-- WHAT THE TASK REQUIRES --
In the text on cornering in conflicts below, what kind of office did Kay advise the writer to try to get?

--- TEXT SEGMENT ---

It’s tempting to feel triumphant when we successfully back our nemesis into a figurative corner. But it’s ill-advised triumph. Cornering triggers our evolutionary baggage, leads to outcomes unlikely to stand the test of time, and leaves all sorts of debris in the personal or working relationship. Here are ways to address and prevent cornering in your own and others’ conflicts.

“If you can,” said Kay, “try to get an office that has more than one door.”

It was the last day in my assistant dean job and I was meeting with my vice president, Kay, one last time to say good-bye. The next day, I’d be heading across town to take my new job as dean at another college.

I’d asked Kay what advice she had for me. She added the door comment almost as an afterthought. But it has resonated for years.

Initially, I understood Kay’s advice to mean I should have a literal second escape path. Not long before, we’d watched an unfortunate scene unfold at another university in town. When student protestors had taken over the new president’s outer offices, he had no other way to get out. Except the window. Photos of his derrière as he climbed down a ladder were the beginning of the end for his very brief presidency.

Over time, though, I began to understand Kay’s advice in less literal terms. As I did more and more conflict resolution work, I could see how important it was not to let people get backed into (or back themselves into) corners. Decisions made from conflict corners tend to have short shelf lives.

As I mediated and noticed cornering, I’d hear Kay’s voice in my head: “More than one door.”

The baggage of evolution causes cornering to produce bad results. In evolutionary terms, backed into a cave or teetering on the edge of a cliff meant likely death. The closer we got, the harder we had to fight to survive or find an escape.

Millenia later, getting backed into a figurative corner during an argument doesn’t require such drastic reaction. But react we do when that evolutionary baggage kicks in, perhaps well below our consciousness. We resist, we defend, we outright fight.

“Convince me”

Just like Kay taught me all those years ago, I like to leave myself a figurative spare door or two. It keeps me from feeling cornered and it allows me to save face if I decide to change my tune later.

One way I do this is with the request, “Convince me.”

When I feel quite certain about something, I try to say, “Well, convince me I’m wrong about this.” Maybe they will. It has happened. With some frequency.

When they do, I am able to say, “You did a good job of convincing me.” They feel good about it and I feel less bad, in face-saving terms, than I otherwise might.

“Convince me” isn’t just a powerful tool we can use to get ourselves out of tight corners. We can use it to help our sparring partner stay out of the corner, too. It’s tempting to think of the corner as exactly the place we want them, but we’d be deluding ourselves.

--- MATERIAL PROVIDED ---

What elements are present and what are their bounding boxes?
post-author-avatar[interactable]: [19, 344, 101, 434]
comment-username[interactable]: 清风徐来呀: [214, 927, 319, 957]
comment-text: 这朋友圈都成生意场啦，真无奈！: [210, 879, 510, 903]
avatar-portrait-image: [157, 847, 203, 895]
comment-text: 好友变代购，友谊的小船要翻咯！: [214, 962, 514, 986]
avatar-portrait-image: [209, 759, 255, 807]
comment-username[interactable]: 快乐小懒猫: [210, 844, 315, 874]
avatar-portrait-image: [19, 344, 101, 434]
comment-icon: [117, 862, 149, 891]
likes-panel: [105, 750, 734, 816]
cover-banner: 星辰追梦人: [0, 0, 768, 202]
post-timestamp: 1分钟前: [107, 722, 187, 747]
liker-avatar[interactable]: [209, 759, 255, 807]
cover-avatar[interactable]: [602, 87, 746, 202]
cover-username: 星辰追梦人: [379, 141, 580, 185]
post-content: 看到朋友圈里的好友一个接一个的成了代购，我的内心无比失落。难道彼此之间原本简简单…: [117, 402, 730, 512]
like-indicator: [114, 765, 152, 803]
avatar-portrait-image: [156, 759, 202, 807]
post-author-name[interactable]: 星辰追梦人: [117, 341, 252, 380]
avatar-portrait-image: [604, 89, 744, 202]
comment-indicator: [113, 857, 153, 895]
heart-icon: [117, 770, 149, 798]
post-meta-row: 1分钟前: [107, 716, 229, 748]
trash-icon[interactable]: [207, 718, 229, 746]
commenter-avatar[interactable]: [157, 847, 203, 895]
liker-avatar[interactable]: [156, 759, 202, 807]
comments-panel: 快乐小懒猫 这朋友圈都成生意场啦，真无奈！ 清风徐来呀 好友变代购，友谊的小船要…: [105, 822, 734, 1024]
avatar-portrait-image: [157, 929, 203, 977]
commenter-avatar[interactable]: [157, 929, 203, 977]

---

-- THE RESPONSE --
An office that has more than one door.